> _EXERCISE INSTRUCTIONS_
Each line of the listing that contains the word "text" is to be copied.

#####

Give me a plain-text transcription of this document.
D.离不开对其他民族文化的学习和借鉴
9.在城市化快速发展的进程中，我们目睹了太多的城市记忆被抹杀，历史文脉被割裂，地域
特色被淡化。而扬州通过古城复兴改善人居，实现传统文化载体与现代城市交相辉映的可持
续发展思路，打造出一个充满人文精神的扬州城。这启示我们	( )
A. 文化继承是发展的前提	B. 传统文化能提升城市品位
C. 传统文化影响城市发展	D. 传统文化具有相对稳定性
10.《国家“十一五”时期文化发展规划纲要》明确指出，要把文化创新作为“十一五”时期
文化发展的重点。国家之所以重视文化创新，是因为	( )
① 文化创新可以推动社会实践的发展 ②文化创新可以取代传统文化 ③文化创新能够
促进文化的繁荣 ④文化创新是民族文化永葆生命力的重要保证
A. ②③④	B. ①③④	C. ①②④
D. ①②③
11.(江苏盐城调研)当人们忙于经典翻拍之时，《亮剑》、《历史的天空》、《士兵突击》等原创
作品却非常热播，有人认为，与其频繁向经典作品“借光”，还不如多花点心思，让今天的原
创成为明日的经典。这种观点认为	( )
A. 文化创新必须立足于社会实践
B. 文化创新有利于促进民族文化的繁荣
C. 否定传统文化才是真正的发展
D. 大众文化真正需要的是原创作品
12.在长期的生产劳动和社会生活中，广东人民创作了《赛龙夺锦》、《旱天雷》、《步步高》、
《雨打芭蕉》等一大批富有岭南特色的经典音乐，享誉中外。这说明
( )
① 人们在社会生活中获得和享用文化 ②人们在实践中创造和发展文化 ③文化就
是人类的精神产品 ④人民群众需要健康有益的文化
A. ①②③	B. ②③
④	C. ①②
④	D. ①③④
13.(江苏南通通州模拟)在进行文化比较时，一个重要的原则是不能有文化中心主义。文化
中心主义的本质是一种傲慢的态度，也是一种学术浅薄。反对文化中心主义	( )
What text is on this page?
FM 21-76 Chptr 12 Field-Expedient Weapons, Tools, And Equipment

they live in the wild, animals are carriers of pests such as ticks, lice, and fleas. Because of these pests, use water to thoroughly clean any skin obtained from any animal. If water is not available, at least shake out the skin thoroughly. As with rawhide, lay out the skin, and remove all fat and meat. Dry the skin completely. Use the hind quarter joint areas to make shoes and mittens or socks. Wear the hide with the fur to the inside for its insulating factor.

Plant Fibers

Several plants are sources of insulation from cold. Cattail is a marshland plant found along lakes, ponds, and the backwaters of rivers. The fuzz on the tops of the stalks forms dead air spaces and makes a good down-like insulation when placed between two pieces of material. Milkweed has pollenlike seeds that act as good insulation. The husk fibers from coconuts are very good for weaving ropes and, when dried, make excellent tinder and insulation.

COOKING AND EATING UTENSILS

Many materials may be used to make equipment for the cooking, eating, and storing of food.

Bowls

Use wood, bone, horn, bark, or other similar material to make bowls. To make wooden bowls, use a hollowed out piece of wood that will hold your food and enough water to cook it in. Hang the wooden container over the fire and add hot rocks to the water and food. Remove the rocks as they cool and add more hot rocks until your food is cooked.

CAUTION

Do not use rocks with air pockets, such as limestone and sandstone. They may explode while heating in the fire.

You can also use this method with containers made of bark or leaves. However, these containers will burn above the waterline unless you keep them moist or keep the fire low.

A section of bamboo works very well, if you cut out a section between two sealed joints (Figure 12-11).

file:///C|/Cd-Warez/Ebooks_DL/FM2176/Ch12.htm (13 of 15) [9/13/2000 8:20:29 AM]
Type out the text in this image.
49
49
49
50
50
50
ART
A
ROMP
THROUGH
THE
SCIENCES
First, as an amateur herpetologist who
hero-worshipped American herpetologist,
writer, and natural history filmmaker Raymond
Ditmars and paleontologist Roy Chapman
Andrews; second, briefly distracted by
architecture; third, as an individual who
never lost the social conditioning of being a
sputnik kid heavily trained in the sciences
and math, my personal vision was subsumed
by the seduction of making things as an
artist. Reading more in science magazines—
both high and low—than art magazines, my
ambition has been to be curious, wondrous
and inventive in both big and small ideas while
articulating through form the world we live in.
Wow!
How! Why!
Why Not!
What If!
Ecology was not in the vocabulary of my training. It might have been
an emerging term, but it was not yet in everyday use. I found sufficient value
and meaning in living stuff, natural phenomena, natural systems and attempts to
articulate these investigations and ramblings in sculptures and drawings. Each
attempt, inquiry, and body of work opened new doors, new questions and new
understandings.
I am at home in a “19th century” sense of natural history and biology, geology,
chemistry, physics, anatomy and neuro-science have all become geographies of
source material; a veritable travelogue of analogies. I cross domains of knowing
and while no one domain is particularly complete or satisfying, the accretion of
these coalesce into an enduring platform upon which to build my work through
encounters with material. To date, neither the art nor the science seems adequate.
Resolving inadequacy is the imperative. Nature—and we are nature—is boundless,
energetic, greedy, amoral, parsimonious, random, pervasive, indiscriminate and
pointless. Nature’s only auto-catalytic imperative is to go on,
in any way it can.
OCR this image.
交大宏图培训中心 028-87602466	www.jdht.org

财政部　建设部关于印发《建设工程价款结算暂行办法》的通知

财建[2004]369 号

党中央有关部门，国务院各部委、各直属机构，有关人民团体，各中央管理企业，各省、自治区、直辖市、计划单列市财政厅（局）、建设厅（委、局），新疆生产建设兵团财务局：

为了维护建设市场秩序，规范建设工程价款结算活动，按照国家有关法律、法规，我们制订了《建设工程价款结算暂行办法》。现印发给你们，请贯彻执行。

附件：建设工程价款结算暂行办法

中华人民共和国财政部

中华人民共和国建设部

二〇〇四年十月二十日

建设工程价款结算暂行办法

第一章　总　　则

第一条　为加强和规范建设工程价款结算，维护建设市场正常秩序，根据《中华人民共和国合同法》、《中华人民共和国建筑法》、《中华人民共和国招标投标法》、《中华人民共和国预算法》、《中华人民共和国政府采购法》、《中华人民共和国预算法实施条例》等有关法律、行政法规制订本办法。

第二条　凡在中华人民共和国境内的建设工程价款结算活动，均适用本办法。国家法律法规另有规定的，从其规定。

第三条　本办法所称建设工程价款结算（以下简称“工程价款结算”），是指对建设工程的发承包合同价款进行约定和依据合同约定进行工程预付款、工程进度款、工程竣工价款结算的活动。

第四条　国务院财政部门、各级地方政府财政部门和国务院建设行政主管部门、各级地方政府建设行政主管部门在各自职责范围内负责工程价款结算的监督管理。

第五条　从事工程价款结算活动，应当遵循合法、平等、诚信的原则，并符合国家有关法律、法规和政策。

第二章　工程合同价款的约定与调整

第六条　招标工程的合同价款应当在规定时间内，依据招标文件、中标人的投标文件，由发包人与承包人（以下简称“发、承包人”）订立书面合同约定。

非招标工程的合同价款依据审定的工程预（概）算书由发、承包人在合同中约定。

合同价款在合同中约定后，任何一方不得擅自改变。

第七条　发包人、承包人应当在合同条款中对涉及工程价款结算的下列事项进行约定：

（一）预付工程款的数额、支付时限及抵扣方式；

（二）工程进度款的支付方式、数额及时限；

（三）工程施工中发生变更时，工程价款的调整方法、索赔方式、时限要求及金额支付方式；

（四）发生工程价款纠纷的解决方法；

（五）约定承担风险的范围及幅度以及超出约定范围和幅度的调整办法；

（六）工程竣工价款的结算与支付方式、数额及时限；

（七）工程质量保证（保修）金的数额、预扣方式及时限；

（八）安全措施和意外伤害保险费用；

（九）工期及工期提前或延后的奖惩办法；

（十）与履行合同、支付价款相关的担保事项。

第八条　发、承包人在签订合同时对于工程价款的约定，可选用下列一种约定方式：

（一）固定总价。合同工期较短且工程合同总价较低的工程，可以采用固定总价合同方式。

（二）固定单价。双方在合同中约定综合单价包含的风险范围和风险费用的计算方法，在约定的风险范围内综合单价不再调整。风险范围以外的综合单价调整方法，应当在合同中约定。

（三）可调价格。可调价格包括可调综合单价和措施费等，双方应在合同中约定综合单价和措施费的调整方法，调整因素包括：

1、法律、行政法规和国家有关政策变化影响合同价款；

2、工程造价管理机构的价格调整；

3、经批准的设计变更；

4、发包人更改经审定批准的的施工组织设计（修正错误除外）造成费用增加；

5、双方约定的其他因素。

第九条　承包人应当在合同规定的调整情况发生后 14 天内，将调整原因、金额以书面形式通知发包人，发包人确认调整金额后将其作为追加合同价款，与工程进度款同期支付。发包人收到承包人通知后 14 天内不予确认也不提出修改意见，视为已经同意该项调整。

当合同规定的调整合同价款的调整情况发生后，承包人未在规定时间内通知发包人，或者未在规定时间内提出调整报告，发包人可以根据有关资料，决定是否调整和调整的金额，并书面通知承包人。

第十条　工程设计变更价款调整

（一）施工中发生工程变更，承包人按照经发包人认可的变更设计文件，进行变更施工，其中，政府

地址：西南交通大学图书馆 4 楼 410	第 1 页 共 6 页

#####

> _RESULT OF THE TASK_
Give me a plain-text transcription of this document.
What text is on this page?
Type out the text in this image.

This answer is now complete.